Goal — Present the data once more in exactly its original form.

** Begin Record extracts **

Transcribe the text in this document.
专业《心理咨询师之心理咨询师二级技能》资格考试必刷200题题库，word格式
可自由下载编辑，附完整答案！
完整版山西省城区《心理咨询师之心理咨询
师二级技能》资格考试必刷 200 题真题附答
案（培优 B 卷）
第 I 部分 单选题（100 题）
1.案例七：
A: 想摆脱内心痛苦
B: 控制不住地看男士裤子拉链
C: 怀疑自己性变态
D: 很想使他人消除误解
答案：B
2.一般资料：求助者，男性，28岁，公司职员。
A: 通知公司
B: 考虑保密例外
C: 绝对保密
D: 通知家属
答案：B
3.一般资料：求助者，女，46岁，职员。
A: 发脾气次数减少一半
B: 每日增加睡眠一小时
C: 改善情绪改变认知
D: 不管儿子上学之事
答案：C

** End Record extracts **

Completed task —
Transcribe the text in this document.
专业《心理咨询师之心理咨询师二级技能》资格考试必刷200题题库，word格式
可自由下载编辑，附完整答案！
完整版山西省城区《心理咨询师之心理咨询
师二级技能》资格考试必刷 200 题真题附答
案（培优 B 卷）
第 I 部分 单选题（100 题）
1.案例七：
A: 想摆脱内心痛苦
B: 控制不住地看男士裤子拉链
C: 怀疑自己性变态
D: 很想使他人消除误解
答案：B
2.一般资料：求助者，男性，28岁，公司职员。
A: 通知公司
B: 考虑保密例外
C: 绝对保密
D: 通知家属
答案：B
3.一般资料：求助者，女，46岁，职员。
A: 发脾气次数减少一半
B: 每日增加睡眠一小时
C: 改善情绪改变认知
D: 不管儿子上学之事
答案：C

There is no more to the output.